**Input for this task:**
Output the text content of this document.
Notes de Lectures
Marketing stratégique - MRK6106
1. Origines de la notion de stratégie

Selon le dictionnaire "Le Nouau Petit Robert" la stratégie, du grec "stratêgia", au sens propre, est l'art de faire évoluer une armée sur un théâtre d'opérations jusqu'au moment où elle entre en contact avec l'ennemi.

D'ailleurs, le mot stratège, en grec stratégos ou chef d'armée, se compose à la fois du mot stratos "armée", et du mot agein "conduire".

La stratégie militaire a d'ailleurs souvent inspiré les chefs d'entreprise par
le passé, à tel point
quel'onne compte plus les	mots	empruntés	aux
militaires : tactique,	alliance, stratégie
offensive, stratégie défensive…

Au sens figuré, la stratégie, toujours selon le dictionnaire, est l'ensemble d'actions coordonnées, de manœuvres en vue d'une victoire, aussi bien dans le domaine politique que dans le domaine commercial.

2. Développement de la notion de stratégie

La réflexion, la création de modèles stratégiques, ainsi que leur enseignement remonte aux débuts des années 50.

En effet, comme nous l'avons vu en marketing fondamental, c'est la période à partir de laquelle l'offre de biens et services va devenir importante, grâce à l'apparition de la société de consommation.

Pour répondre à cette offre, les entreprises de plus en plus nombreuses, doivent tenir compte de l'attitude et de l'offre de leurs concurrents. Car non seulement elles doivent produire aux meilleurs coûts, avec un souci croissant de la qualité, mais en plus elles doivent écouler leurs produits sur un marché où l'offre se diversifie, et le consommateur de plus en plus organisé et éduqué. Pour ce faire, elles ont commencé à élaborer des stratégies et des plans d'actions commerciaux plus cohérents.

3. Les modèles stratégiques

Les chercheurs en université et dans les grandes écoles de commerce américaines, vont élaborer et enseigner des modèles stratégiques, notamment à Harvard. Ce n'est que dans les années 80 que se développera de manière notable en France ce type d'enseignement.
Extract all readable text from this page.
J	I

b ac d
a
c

**Work to do:** Your task is to return the full listing exactly as it was given.

**Result of the exercise:**
Output the text content of this document.
Notes de Lectures
Marketing stratégique - MRK6106
1. Origines de la notion de stratégie

Selon le dictionnaire "Le Nouau Petit Robert" la stratégie, du grec "stratêgia", au sens propre, est l'art de faire évoluer une armée sur un théâtre d'opérations jusqu'au moment où elle entre en contact avec l'ennemi.

D'ailleurs, le mot stratège, en grec stratégos ou chef d'armée, se compose à la fois du mot stratos "armée", et du mot agein "conduire".

La stratégie militaire a d'ailleurs souvent inspiré les chefs d'entreprise par
le passé, à tel point
quel'onne compte plus les	mots	empruntés	aux
militaires : tactique,	alliance, stratégie
offensive, stratégie défensive…

Au sens figuré, la stratégie, toujours selon le dictionnaire, est l'ensemble d'actions coordonnées, de manœuvres en vue d'une victoire, aussi bien dans le domaine politique que dans le domaine commercial.

2. Développement de la notion de stratégie

La réflexion, la création de modèles stratégiques, ainsi que leur enseignement remonte aux débuts des années 50.

En effet, comme nous l'avons vu en marketing fondamental, c'est la période à partir de laquelle l'offre de biens et services va devenir importante, grâce à l'apparition de la société de consommation.

Pour répondre à cette offre, les entreprises de plus en plus nombreuses, doivent tenir compte de l'attitude et de l'offre de leurs concurrents. Car non seulement elles doivent produire aux meilleurs coûts, avec un souci croissant de la qualité, mais en plus elles doivent écouler leurs produits sur un marché où l'offre se diversifie, et le consommateur de plus en plus organisé et éduqué. Pour ce faire, elles ont commencé à élaborer des stratégies et des plans d'actions commerciaux plus cohérents.

3. Les modèles stratégiques

Les chercheurs en université et dans les grandes écoles de commerce américaines, vont élaborer et enseigner des modèles stratégiques, notamment à Harvard. Ce n'est que dans les années 80 que se développera de manière notable en France ce type d'enseignement.
Extract all readable text from this page.
J	I

b ac d
a
c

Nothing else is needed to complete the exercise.